Exercise prompt:
Rename every "slab" to "panel" across all of the records below, and reproduce them with no other changes.

(Stored items)
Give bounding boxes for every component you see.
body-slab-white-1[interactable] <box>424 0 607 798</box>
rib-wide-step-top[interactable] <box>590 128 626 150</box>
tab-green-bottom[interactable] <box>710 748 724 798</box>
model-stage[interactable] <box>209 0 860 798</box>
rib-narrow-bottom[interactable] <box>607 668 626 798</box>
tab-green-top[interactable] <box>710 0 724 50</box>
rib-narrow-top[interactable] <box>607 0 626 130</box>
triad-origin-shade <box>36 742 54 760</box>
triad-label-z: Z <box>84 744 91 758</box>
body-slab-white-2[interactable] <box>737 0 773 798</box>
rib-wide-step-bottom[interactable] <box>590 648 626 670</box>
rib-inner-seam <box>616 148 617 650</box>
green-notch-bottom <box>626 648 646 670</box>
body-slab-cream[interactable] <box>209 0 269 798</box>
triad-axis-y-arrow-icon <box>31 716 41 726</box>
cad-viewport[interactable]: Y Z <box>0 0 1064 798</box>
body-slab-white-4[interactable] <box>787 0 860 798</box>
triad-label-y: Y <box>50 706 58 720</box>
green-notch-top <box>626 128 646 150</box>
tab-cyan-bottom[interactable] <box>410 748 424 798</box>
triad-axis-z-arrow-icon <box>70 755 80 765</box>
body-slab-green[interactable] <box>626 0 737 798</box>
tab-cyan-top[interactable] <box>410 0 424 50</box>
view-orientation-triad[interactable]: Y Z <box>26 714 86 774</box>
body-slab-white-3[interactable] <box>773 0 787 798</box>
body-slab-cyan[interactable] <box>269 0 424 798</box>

Task output:
Give bounding boxes for every component you see.
body-panel-white-1[interactable] <box>424 0 607 798</box>
rib-wide-step-top[interactable] <box>590 128 626 150</box>
tab-green-bottom[interactable] <box>710 748 724 798</box>
model-stage[interactable] <box>209 0 860 798</box>
rib-narrow-bottom[interactable] <box>607 668 626 798</box>
tab-green-top[interactable] <box>710 0 724 50</box>
rib-narrow-top[interactable] <box>607 0 626 130</box>
triad-origin-shade <box>36 742 54 760</box>
triad-label-z: Z <box>84 744 91 758</box>
body-panel-white-2[interactable] <box>737 0 773 798</box>
rib-wide-step-bottom[interactable] <box>590 648 626 670</box>
rib-inner-seam <box>616 148 617 650</box>
green-notch-bottom <box>626 648 646 670</box>
body-panel-cream[interactable] <box>209 0 269 798</box>
triad-axis-y-arrow-icon <box>31 716 41 726</box>
cad-viewport[interactable]: Y Z <box>0 0 1064 798</box>
body-panel-white-4[interactable] <box>787 0 860 798</box>
triad-label-y: Y <box>50 706 58 720</box>
green-notch-top <box>626 128 646 150</box>
tab-cyan-bottom[interactable] <box>410 748 424 798</box>
triad-axis-z-arrow-icon <box>70 755 80 765</box>
body-panel-green[interactable] <box>626 0 737 798</box>
tab-cyan-top[interactable] <box>410 0 424 50</box>
view-orientation-triad[interactable]: Y Z <box>26 714 86 774</box>
body-panel-white-3[interactable] <box>773 0 787 798</box>
body-panel-cyan[interactable] <box>269 0 424 798</box>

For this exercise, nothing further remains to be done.